→ **TASK TO COMPLETE**: Word for word, restate every line of the listing that follows.

┄┄┄┄┄┄┄┄┄┄

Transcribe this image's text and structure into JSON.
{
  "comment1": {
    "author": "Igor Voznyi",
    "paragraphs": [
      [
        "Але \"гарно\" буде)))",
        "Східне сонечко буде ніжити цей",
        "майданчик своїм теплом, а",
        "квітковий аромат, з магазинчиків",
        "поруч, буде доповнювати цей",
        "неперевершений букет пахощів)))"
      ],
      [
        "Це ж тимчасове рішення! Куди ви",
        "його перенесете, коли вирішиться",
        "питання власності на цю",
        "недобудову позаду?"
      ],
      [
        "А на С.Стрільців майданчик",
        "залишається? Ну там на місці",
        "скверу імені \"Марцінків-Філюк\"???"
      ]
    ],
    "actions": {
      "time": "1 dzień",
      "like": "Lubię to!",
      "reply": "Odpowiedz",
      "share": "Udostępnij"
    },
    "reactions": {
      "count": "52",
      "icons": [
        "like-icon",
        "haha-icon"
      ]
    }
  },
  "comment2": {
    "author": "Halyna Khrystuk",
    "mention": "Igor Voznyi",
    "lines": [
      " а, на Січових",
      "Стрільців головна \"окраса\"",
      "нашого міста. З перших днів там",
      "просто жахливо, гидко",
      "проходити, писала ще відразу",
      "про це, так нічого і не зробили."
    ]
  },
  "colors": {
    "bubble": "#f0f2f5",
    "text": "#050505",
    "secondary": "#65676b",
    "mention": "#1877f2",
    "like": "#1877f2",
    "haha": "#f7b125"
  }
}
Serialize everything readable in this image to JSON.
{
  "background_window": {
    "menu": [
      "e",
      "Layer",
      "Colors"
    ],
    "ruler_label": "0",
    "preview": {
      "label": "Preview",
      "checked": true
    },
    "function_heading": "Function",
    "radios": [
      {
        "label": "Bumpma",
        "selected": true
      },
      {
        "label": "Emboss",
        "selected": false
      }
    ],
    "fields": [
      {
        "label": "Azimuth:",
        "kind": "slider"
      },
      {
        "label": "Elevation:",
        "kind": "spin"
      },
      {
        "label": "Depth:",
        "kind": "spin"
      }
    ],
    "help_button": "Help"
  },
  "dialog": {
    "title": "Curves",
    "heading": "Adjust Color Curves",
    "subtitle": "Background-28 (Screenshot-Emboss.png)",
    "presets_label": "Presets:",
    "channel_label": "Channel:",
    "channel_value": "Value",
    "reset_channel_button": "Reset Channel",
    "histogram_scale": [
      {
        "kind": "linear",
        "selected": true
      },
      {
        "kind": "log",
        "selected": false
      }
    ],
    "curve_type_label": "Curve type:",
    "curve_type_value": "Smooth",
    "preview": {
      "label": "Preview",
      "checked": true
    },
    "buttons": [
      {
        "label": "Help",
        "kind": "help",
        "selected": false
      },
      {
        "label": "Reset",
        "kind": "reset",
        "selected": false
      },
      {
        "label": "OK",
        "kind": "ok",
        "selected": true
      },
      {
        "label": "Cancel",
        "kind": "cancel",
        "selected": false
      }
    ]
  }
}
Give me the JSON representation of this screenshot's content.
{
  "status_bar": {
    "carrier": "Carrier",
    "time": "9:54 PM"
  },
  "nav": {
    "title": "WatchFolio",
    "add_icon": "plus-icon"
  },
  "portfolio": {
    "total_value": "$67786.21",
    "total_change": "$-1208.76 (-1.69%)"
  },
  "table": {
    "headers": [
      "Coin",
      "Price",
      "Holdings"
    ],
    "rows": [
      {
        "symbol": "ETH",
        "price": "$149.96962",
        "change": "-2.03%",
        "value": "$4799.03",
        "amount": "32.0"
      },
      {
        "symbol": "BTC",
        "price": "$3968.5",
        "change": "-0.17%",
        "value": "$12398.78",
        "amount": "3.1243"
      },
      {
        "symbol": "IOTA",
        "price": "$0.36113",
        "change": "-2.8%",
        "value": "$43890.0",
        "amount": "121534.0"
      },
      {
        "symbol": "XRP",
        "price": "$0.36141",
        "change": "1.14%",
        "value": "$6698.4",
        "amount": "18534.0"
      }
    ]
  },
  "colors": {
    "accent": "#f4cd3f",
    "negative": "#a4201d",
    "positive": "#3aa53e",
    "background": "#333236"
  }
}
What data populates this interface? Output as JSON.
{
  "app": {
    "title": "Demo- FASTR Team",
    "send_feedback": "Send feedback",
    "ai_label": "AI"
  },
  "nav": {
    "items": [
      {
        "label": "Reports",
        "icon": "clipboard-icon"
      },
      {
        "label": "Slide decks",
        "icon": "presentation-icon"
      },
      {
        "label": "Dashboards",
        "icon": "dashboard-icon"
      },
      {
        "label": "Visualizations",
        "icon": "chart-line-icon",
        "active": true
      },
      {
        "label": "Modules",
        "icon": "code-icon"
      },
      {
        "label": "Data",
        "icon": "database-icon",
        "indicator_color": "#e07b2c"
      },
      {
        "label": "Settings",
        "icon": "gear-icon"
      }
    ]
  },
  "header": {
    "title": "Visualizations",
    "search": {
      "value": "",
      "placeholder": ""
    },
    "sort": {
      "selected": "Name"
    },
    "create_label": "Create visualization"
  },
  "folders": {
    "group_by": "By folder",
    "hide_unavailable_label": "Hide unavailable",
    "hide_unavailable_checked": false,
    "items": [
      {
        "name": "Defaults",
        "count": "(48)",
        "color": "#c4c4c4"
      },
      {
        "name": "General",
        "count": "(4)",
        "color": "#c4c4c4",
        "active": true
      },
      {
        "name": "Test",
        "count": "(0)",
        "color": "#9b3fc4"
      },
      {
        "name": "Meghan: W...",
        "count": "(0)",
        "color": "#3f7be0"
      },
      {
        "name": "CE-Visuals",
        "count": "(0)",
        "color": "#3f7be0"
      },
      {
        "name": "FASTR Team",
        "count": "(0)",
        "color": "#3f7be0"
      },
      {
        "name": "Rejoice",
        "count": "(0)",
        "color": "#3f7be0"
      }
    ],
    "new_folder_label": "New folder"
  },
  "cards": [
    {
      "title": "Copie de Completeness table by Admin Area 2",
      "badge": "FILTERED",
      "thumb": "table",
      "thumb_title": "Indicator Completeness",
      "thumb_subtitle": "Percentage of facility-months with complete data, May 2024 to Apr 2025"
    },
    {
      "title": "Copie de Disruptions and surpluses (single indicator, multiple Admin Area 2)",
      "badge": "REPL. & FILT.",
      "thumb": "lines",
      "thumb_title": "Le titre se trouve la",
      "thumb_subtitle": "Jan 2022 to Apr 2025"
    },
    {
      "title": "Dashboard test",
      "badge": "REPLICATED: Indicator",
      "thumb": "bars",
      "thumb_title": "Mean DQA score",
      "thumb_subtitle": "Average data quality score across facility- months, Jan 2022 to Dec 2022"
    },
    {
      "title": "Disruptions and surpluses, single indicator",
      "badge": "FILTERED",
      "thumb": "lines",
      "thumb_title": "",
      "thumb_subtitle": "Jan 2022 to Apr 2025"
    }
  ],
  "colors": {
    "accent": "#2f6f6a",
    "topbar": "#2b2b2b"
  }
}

┄┄┄┄┄┄┄┄┄┄

→ **RESULT OF THIS TASK**:
Transcribe this image's text and structure into JSON.
{
  "comment1": {
    "author": "Igor Voznyi",
    "paragraphs": [
      [
        "Але \"гарно\" буде)))",
        "Східне сонечко буде ніжити цей",
        "майданчик своїм теплом, а",
        "квітковий аромат, з магазинчиків",
        "поруч, буде доповнювати цей",
        "неперевершений букет пахощів)))"
      ],
      [
        "Це ж тимчасове рішення! Куди ви",
        "його перенесете, коли вирішиться",
        "питання власності на цю",
        "недобудову позаду?"
      ],
      [
        "А на С.Стрільців майданчик",
        "залишається? Ну там на місці",
        "скверу імені \"Марцінків-Філюк\"???"
      ]
    ],
    "actions": {
      "time": "1 dzień",
      "like": "Lubię to!",
      "reply": "Odpowiedz",
      "share": "Udostępnij"
    },
    "reactions": {
      "count": "52",
      "icons": [
        "like-icon",
        "haha-icon"
      ]
    }
  },
  "comment2": {
    "author": "Halyna Khrystuk",
    "mention": "Igor Voznyi",
    "lines": [
      " а, на Січових",
      "Стрільців головна \"окраса\"",
      "нашого міста. З перших днів там",
      "просто жахливо, гидко",
      "проходити, писала ще відразу",
      "про це, так нічого і не зробили."
    ]
  },
  "colors": {
    "bubble": "#f0f2f5",
    "text": "#050505",
    "secondary": "#65676b",
    "mention": "#1877f2",
    "like": "#1877f2",
    "haha": "#f7b125"
  }
}
Serialize everything readable in this image to JSON.
{
  "background_window": {
    "menu": [
      "e",
      "Layer",
      "Colors"
    ],
    "ruler_label": "0",
    "preview": {
      "label": "Preview",
      "checked": true
    },
    "function_heading": "Function",
    "radios": [
      {
        "label": "Bumpma",
        "selected": true
      },
      {
        "label": "Emboss",
        "selected": false
      }
    ],
    "fields": [
      {
        "label": "Azimuth:",
        "kind": "slider"
      },
      {
        "label": "Elevation:",
        "kind": "spin"
      },
      {
        "label": "Depth:",
        "kind": "spin"
      }
    ],
    "help_button": "Help"
  },
  "dialog": {
    "title": "Curves",
    "heading": "Adjust Color Curves",
    "subtitle": "Background-28 (Screenshot-Emboss.png)",
    "presets_label": "Presets:",
    "channel_label": "Channel:",
    "channel_value": "Value",
    "reset_channel_button": "Reset Channel",
    "histogram_scale": [
      {
        "kind": "linear",
        "selected": true
      },
      {
        "kind": "log",
        "selected": false
      }
    ],
    "curve_type_label": "Curve type:",
    "curve_type_value": "Smooth",
    "preview": {
      "label": "Preview",
      "checked": true
    },
    "buttons": [
      {
        "label": "Help",
        "kind": "help",
        "selected": false
      },
      {
        "label": "Reset",
        "kind": "reset",
        "selected": false
      },
      {
        "label": "OK",
        "kind": "ok",
        "selected": true
      },
      {
        "label": "Cancel",
        "kind": "cancel",
        "selected": false
      }
    ]
  }
}
Give me the JSON representation of this screenshot's content.
{
  "status_bar": {
    "carrier": "Carrier",
    "time": "9:54 PM"
  },
  "nav": {
    "title": "WatchFolio",
    "add_icon": "plus-icon"
  },
  "portfolio": {
    "total_value": "$67786.21",
    "total_change": "$-1208.76 (-1.69%)"
  },
  "table": {
    "headers": [
      "Coin",
      "Price",
      "Holdings"
    ],
    "rows": [
      {
        "symbol": "ETH",
        "price": "$149.96962",
        "change": "-2.03%",
        "value": "$4799.03",
        "amount": "32.0"
      },
      {
        "symbol": "BTC",
        "price": "$3968.5",
        "change": "-0.17%",
        "value": "$12398.78",
        "amount": "3.1243"
      },
      {
        "symbol": "IOTA",
        "price": "$0.36113",
        "change": "-2.8%",
        "value": "$43890.0",
        "amount": "121534.0"
      },
      {
        "symbol": "XRP",
        "price": "$0.36141",
        "change": "1.14%",
        "value": "$6698.4",
        "amount": "18534.0"
      }
    ]
  },
  "colors": {
    "accent": "#f4cd3f",
    "negative": "#a4201d",
    "positive": "#3aa53e",
    "background": "#333236"
  }
}
What data populates this interface? Output as JSON.
{
  "app": {
    "title": "Demo- FASTR Team",
    "send_feedback": "Send feedback",
    "ai_label": "AI"
  },
  "nav": {
    "items": [
      {
        "label": "Reports",
        "icon": "clipboard-icon"
      },
      {
        "label": "Slide decks",
        "icon": "presentation-icon"
      },
      {
        "label": "Dashboards",
        "icon": "dashboard-icon"
      },
      {
        "label": "Visualizations",
        "icon": "chart-line-icon",
        "active": true
      },
      {
        "label": "Modules",
        "icon": "code-icon"
      },
      {
        "label": "Data",
        "icon": "database-icon",
        "indicator_color": "#e07b2c"
      },
      {
        "label": "Settings",
        "icon": "gear-icon"
      }
    ]
  },
  "header": {
    "title": "Visualizations",
    "search": {
      "value": "",
      "placeholder": ""
    },
    "sort": {
      "selected": "Name"
    },
    "create_label": "Create visualization"
  },
  "folders": {
    "group_by": "By folder",
    "hide_unavailable_label": "Hide unavailable",
    "hide_unavailable_checked": false,
    "items": [
      {
        "name": "Defaults",
        "count": "(48)",
        "color": "#c4c4c4"
      },
      {
        "name": "General",
        "count": "(4)",
        "color": "#c4c4c4",
        "active": true
      },
      {
        "name": "Test",
        "count": "(0)",
        "color": "#9b3fc4"
      },
      {
        "name": "Meghan: W...",
        "count": "(0)",
        "color": "#3f7be0"
      },
      {
        "name": "CE-Visuals",
        "count": "(0)",
        "color": "#3f7be0"
      },
      {
        "name": "FASTR Team",
        "count": "(0)",
        "color": "#3f7be0"
      },
      {
        "name": "Rejoice",
        "count": "(0)",
        "color": "#3f7be0"
      }
    ],
    "new_folder_label": "New folder"
  },
  "cards": [
    {
      "title": "Copie de Completeness table by Admin Area 2",
      "badge": "FILTERED",
      "thumb": "table",
      "thumb_title": "Indicator Completeness",
      "thumb_subtitle": "Percentage of facility-months with complete data, May 2024 to Apr 2025"
    },
    {
      "title": "Copie de Disruptions and surpluses (single indicator, multiple Admin Area 2)",
      "badge": "REPL. & FILT.",
      "thumb": "lines",
      "thumb_title": "Le titre se trouve la",
      "thumb_subtitle": "Jan 2022 to Apr 2025"
    },
    {
      "title": "Dashboard test",
      "badge": "REPLICATED: Indicator",
      "thumb": "bars",
      "thumb_title": "Mean DQA score",
      "thumb_subtitle": "Average data quality score across facility- months, Jan 2022 to Dec 2022"
    },
    {
      "title": "Disruptions and surpluses, single indicator",
      "badge": "FILTERED",
      "thumb": "lines",
      "thumb_title": "",
      "thumb_subtitle": "Jan 2022 to Apr 2025"
    }
  ],
  "colors": {
    "accent": "#2f6f6a",
    "topbar": "#2b2b2b"
  }
}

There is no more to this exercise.